Exercise requirements =>
Return each line of the records holding the string "main".

Record extracts =>
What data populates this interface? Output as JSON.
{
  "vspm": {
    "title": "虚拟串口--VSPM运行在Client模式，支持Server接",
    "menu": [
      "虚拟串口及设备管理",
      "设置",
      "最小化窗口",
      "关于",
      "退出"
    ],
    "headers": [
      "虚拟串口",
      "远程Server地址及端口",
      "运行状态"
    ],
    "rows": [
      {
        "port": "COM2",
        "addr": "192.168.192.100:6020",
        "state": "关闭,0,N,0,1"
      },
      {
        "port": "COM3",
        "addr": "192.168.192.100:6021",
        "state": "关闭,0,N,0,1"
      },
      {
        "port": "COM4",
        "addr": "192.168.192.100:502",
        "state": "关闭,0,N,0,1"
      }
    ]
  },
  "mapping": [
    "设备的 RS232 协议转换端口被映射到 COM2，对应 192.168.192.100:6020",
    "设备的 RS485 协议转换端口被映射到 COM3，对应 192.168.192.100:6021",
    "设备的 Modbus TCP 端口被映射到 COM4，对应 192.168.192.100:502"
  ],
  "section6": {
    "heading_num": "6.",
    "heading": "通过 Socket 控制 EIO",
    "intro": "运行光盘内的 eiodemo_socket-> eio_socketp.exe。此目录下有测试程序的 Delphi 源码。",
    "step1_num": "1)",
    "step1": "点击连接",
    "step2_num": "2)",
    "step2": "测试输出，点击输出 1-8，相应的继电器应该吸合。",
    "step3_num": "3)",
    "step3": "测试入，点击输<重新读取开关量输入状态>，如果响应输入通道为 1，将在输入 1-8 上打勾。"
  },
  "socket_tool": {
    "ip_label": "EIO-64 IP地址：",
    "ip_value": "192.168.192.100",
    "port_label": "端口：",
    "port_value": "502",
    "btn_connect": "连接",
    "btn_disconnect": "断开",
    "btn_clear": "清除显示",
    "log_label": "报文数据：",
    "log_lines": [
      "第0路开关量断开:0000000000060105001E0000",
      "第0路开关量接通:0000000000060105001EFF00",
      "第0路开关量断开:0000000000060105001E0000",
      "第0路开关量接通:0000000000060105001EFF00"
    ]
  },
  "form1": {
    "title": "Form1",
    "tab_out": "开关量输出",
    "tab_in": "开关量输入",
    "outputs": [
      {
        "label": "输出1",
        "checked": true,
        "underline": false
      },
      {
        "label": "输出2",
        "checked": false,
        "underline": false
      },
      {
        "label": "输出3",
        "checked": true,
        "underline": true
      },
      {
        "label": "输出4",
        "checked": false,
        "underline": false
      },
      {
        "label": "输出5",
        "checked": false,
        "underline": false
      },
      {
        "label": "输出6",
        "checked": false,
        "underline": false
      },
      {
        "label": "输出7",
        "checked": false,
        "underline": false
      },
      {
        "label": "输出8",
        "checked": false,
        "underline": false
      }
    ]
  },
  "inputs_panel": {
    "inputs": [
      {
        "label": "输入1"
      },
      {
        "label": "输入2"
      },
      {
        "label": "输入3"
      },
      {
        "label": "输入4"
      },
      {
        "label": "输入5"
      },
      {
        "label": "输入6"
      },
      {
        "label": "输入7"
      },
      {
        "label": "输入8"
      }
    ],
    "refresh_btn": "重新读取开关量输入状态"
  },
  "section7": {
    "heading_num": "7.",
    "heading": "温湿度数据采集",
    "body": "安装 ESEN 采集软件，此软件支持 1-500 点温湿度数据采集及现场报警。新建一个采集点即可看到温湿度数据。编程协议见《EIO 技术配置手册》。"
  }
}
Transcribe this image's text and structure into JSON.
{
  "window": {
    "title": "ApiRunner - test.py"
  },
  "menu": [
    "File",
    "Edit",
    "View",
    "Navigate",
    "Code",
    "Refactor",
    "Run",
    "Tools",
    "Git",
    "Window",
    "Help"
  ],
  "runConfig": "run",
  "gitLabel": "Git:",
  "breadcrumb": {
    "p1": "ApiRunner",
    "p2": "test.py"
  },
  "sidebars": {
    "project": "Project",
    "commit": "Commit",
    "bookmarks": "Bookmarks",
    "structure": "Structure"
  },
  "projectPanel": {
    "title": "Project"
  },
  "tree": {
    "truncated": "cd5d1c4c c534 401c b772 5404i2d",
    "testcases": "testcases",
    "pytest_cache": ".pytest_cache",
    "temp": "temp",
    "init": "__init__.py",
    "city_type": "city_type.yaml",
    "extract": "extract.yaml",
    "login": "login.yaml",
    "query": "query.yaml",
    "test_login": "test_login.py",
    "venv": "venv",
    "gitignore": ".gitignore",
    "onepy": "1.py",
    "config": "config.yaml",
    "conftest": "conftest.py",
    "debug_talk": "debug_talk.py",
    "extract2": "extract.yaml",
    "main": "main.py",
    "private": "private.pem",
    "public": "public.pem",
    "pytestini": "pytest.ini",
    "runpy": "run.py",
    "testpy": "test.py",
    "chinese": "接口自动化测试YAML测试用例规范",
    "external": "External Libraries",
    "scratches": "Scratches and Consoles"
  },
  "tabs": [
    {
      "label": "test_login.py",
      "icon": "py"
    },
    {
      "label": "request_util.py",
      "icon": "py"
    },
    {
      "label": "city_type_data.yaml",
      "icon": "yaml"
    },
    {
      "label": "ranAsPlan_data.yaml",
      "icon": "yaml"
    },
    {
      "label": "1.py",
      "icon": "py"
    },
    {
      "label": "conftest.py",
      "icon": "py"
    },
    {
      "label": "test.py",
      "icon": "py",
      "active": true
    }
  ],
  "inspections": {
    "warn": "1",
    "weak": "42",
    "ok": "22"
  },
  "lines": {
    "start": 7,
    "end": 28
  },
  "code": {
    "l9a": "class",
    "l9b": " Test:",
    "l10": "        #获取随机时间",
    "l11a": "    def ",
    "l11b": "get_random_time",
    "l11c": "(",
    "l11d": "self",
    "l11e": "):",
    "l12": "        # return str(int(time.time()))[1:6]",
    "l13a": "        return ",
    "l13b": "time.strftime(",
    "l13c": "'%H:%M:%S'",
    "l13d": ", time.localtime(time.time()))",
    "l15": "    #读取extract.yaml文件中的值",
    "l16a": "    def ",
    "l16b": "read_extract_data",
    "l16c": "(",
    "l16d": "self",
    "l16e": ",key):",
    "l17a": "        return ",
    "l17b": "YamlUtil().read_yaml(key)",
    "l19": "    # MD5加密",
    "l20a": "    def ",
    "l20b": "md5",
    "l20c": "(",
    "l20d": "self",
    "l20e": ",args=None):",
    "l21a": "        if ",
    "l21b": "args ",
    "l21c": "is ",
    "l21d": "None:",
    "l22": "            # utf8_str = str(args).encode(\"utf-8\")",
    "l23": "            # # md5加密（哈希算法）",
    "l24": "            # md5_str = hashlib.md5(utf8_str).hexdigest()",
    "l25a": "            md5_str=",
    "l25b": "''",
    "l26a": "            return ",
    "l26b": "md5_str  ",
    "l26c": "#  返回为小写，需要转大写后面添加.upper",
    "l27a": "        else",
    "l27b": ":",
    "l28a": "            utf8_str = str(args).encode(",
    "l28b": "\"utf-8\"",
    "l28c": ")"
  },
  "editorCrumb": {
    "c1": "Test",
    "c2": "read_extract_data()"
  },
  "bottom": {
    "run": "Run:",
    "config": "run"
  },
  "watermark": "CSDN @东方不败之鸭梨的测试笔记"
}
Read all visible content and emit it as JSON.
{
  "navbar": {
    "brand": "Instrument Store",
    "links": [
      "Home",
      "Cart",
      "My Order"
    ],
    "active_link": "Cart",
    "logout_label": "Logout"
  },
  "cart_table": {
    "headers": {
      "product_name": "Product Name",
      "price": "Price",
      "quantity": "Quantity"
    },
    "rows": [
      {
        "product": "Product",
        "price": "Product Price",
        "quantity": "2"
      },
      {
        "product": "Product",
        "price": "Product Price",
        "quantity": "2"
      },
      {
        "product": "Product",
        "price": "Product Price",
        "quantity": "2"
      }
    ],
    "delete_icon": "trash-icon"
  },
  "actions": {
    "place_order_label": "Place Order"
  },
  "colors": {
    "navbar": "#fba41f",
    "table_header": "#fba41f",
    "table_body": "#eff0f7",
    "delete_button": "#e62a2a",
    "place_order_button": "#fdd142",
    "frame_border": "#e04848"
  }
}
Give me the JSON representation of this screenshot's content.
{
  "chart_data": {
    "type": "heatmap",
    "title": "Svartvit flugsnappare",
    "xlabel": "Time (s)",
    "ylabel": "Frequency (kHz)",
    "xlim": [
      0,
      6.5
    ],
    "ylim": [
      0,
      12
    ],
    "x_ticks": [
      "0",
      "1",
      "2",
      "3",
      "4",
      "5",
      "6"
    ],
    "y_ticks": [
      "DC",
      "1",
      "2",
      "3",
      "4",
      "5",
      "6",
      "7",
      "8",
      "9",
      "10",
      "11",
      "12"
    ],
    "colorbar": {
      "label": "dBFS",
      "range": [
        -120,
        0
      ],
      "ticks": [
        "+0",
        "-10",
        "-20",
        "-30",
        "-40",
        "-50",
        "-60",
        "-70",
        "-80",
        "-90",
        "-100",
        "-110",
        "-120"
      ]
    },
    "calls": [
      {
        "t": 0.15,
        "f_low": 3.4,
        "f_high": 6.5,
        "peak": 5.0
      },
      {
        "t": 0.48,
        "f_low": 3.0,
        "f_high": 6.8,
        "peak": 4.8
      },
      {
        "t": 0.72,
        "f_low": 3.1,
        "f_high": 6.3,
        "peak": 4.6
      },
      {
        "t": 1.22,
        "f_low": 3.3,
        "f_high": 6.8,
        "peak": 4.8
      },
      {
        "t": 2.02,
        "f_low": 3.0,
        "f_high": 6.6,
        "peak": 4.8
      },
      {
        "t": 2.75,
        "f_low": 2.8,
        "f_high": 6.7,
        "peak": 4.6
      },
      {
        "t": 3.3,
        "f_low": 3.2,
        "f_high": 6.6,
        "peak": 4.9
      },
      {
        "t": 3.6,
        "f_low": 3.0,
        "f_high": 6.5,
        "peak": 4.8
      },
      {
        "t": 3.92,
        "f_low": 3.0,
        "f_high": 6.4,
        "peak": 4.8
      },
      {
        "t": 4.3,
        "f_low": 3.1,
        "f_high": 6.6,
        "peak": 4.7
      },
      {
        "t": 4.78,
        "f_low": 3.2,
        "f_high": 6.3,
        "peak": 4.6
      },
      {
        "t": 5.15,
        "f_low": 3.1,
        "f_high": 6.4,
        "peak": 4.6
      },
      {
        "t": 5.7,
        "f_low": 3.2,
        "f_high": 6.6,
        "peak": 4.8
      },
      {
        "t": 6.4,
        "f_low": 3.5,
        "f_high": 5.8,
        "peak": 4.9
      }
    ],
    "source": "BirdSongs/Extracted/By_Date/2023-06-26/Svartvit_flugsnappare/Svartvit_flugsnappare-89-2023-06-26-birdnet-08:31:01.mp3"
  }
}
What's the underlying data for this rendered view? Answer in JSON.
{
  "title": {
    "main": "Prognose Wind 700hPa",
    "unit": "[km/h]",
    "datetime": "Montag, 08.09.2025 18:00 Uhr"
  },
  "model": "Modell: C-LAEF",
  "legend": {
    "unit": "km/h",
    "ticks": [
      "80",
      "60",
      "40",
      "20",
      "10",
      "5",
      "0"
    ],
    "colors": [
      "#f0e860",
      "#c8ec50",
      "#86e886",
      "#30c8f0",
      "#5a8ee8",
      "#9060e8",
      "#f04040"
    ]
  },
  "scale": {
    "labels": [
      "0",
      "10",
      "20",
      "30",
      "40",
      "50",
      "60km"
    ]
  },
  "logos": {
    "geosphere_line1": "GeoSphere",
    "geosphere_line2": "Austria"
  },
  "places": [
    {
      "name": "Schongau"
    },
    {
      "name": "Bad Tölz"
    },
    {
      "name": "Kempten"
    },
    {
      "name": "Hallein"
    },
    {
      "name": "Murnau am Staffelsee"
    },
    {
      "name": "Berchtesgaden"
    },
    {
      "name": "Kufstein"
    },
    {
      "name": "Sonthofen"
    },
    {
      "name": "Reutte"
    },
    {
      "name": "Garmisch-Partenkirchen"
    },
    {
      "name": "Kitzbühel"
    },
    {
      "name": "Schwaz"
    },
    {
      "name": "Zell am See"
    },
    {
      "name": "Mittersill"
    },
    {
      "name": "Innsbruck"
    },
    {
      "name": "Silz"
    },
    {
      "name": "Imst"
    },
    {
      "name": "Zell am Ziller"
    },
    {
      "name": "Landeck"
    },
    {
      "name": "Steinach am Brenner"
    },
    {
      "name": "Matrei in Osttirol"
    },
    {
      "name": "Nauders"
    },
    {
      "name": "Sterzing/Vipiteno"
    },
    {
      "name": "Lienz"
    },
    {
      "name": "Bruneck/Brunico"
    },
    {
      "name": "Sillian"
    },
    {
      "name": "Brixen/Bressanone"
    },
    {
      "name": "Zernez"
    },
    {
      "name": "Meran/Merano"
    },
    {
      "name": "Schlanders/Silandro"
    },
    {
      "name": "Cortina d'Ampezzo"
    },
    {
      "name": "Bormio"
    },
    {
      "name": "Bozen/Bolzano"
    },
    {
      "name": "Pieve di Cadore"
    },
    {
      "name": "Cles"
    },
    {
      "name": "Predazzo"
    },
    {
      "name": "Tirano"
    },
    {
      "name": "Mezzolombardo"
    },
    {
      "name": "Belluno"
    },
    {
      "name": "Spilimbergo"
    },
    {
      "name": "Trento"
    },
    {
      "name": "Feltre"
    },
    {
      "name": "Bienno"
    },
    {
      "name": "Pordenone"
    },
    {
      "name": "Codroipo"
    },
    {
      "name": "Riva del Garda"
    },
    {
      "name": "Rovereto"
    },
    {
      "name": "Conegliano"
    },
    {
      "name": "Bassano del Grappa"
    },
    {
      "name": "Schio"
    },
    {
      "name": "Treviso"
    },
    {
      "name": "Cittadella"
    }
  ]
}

Finished answer =>
    "main": "main.py",
    "main": "Prognose Wind 700hPa",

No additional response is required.